» Written exercise 1: In the Lachenmann review, who made the recording of NUN?
» Written exercise 2: For each statement, say whether the Lachenmann review agrees, and quote the words that decide it. (a) NUN is written for flute, trombone, vocalists, and orchestra. (b) The Kairos CD of NUN came out in 2011. (c) Notturno (Musik für Julia) was composed after NUN.

» Document excerpt:
## BEGIN
With Lachenmann, conventions of narrative and mood give way, for this listener, to energizing abstractions. His work is about itself and nothing else, and perhaps even nothing. Lachenmann nicely bridges Western art music’s loftier aspects with thumb-in-your-eye noise. In terms of a culture’s evolution in the hands of a powerfully gifted composer, Lachenmann’s on to something few of his contemporaries and forbears have attempted or perhaps find desirable. Think of engagement and detachment in equal measure within a single work. The man is saying in effect, “I do what I do, and you, dear listener, are on your own.” I like that attitude, particularly in a period when conservatory-trained hacks crank out their sounding sausages in hope of attracting an audience well along their way to nursing homes and hospices.
Think as well of a curiously fascinating aural assemblage that persists in dismantling as you try to grasp its free-floating shards. This gives a crude idea of how a favorite Lachenmann piece comports itself. I recommend for your pleasure or engaged befuddlement NUN, for flute, trombone, vocalists, and orchestra [Kairos CD 0012142KAI, released in 2001]. The recording, by West German Radio, is sublimely detailed, a necessity for works of this kind. I cannot predict your response but am reasonably certain you won’t be bored. An earlier work, Notturno (Musik für Julia), for small orchestra and cello, and also a daisy, rounds out the program.
Be well and have a care for your ears.
## END
» Data section:
## BEGIN
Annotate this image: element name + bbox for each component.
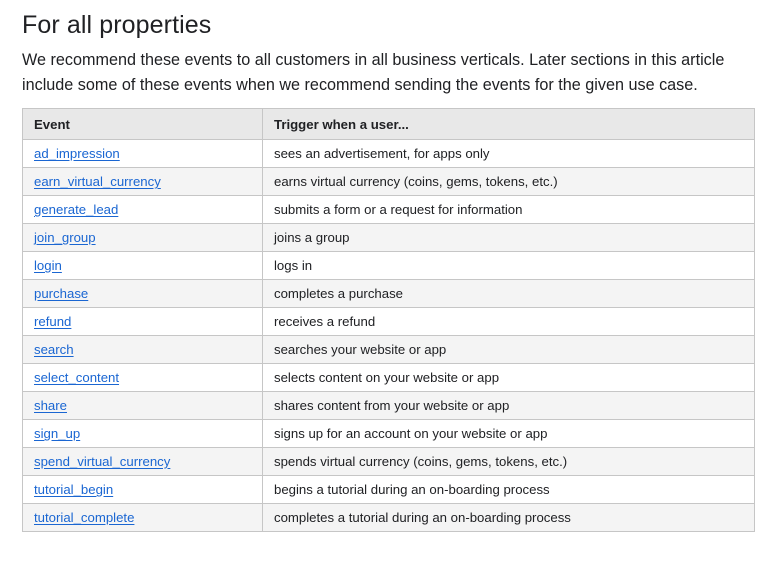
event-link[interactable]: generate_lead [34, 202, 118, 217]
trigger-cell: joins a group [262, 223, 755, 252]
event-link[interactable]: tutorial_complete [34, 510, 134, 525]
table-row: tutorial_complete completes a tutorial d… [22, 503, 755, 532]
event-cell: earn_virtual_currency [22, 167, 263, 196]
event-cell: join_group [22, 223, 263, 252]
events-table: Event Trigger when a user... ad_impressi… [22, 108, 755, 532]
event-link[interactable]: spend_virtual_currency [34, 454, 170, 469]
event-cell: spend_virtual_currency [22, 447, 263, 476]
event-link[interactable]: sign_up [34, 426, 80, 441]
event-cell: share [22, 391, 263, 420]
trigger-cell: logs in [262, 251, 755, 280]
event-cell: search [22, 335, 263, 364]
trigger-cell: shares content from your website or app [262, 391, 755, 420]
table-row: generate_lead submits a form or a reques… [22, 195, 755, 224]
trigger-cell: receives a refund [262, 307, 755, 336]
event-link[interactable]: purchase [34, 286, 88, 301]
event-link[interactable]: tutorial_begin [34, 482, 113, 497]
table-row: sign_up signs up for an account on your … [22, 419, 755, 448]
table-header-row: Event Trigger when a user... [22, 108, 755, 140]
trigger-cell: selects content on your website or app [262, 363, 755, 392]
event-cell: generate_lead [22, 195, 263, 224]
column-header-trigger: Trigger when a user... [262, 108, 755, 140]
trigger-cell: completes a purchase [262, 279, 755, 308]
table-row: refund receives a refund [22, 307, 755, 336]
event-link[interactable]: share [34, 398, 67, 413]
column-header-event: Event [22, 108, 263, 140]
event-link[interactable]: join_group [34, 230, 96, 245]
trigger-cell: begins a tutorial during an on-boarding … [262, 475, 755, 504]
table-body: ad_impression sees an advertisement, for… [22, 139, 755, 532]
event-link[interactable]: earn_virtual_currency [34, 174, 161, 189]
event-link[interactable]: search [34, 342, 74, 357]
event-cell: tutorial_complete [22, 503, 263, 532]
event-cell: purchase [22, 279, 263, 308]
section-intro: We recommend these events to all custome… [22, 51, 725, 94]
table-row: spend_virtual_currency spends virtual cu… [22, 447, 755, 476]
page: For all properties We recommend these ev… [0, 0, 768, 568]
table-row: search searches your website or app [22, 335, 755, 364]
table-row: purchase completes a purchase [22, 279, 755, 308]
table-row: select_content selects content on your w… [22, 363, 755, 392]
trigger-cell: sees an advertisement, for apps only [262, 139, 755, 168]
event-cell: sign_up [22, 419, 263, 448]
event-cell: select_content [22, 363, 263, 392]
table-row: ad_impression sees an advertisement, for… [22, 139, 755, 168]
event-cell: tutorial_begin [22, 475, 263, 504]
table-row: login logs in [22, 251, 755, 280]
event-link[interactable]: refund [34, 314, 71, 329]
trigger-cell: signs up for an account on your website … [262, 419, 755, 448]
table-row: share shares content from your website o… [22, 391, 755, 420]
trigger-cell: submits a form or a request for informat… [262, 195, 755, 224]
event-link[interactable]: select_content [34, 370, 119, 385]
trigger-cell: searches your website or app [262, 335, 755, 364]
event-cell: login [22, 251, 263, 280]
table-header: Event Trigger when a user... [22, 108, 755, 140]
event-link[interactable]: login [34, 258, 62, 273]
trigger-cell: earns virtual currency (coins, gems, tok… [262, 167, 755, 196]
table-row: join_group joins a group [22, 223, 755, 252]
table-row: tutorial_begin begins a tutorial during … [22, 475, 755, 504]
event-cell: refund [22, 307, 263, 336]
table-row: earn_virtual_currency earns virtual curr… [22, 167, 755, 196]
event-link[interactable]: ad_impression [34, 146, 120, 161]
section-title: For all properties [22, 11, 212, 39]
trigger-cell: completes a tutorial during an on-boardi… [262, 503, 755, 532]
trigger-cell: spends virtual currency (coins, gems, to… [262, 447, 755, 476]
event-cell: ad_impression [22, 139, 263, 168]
## END
» Full output 1: West German Radio made the recording.

» Full output 2:
(a) Yes: "NUN, for flute, trombone, vocalists, and orchestra"
(b) No: "released in 2001"
(c) No: "An earlier work, Notturno (Musik für Julia)"